Objective: Omit the pictures, please, and give each record below again exactly.

Records for this exercise:
━━━

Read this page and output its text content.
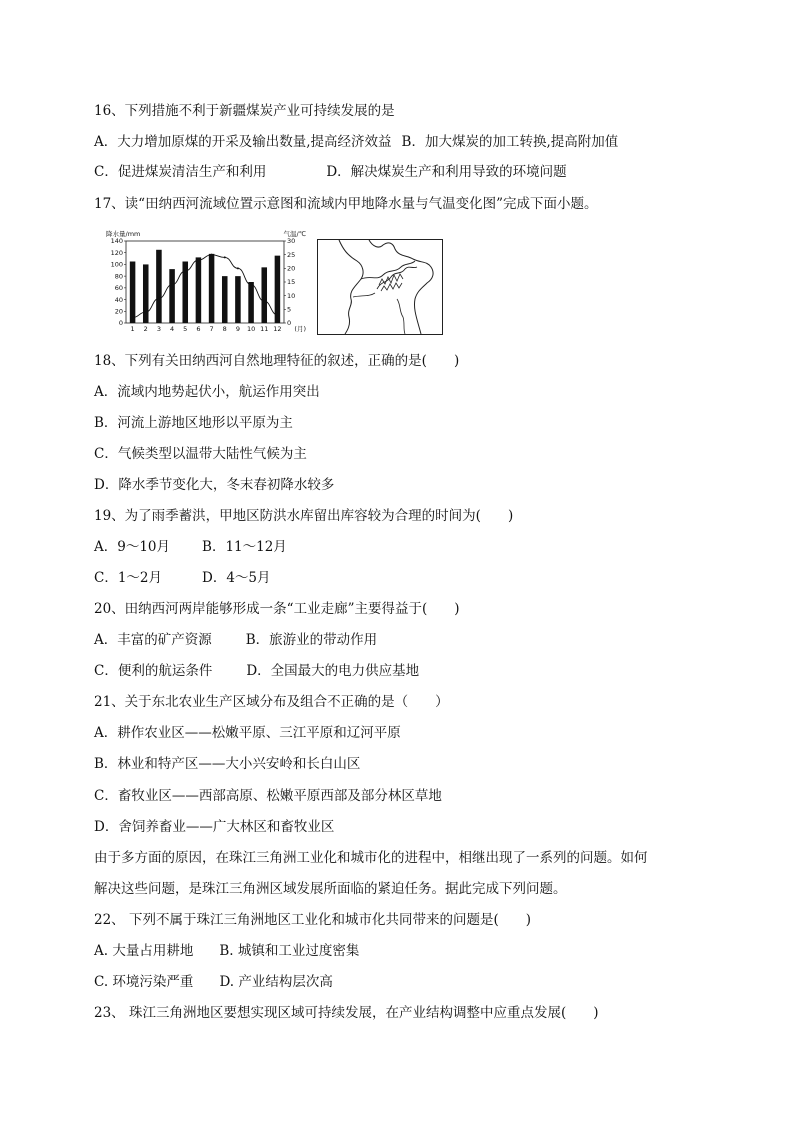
16、下列措施不利于新疆煤炭产业可持续发展的是
A．大力增加原煤的开采及输出数量,提高经济效益 B．加大煤炭的加工转换,提高附加值
C．促进煤炭清洁生产和利用	D．解决煤炭生产和利用导致的环境问题
17、读“田纳西河流域位置示意图和流域内甲地降水量与气温变化图”完成下面小题。
降水量/mm	气温/℃
0
20
40
60
80
100
120
140
0
5
10
15
20
25
30
1 2 3 4 5 6 7 8 9 10 11 12 (月)
18、下列有关田纳西河自然地理特征的叙述，正确的是(　　)
A．流域内地势起伏小，航运作用突出
B．河流上游地区地形以平原为主
C．气候类型以温带大陆性气候为主
D．降水季节变化大，冬末春初降水较多
19、为了雨季蓄洪，甲地区防洪水库留出库容较为合理的时间为(　　)
A．9～10月 B．11～12月
C．1～2月	D．4～5月
20、田纳西河两岸能够形成一条“工业走廊”主要得益于(　　)
A．丰富的矿产资源	B．旅游业的带动作用
C．便利的航运条件	D．全国最大的电力供应基地
21、关于东北农业生产区域分布及组合不正确的是（　　）
A．耕作农业区——松嫩平原、三江平原和辽河平原
B．林业和特产区——大小兴安岭和长白山区
C．畜牧业区——西部高原、松嫩平原西部及部分林区草地
D．舍饲养畜业——广大林区和畜牧业区
由于多方面的原因，在珠江三角洲工业化和城市化的进程中，相继出现了一系列的问题。如何
解决这些问题，是珠江三角洲区域发展所面临的紧迫任务。据此完成下列问题。
22、 下列不属于珠江三角洲地区工业化和城市化共同带来的问题是(　　)
A. 大量占用耕地 B. 城镇和工业过度密集
C. 环境污染严重 D. 产业结构层次高
23、 珠江三角洲地区要想实现区域可持续发展，在产业结构调整中应重点发展(　　)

━━━

Expected output:
Read this page and output its text content.
16、下列措施不利于新疆煤炭产业可持续发展的是
A．大力增加原煤的开采及输出数量,提高经济效益 B．加大煤炭的加工转换,提高附加值
C．促进煤炭清洁生产和利用	D．解决煤炭生产和利用导致的环境问题
17、读“田纳西河流域位置示意图和流域内甲地降水量与气温变化图”完成下面小题。
降水量/mm	气温/℃
0
20
40
60
80
100
120
140
0
5
10
15
20
25
30
1 2 3 4 5 6 7 8 9 10 11 12 (月)
18、下列有关田纳西河自然地理特征的叙述，正确的是(　　)
A．流域内地势起伏小，航运作用突出
B．河流上游地区地形以平原为主
C．气候类型以温带大陆性气候为主
D．降水季节变化大，冬末春初降水较多
19、为了雨季蓄洪，甲地区防洪水库留出库容较为合理的时间为(　　)
A．9～10月 B．11～12月
C．1～2月	D．4～5月
20、田纳西河两岸能够形成一条“工业走廊”主要得益于(　　)
A．丰富的矿产资源	B．旅游业的带动作用
C．便利的航运条件	D．全国最大的电力供应基地
21、关于东北农业生产区域分布及组合不正确的是（　　）
A．耕作农业区——松嫩平原、三江平原和辽河平原
B．林业和特产区——大小兴安岭和长白山区
C．畜牧业区——西部高原、松嫩平原西部及部分林区草地
D．舍饲养畜业——广大林区和畜牧业区
由于多方面的原因，在珠江三角洲工业化和城市化的进程中，相继出现了一系列的问题。如何
解决这些问题，是珠江三角洲区域发展所面临的紧迫任务。据此完成下列问题。
22、 下列不属于珠江三角洲地区工业化和城市化共同带来的问题是(　　)
A. 大量占用耕地 B. 城镇和工业过度密集
C. 环境污染严重 D. 产业结构层次高
23、 珠江三角洲地区要想实现区域可持续发展，在产业结构调整中应重点发展(　　)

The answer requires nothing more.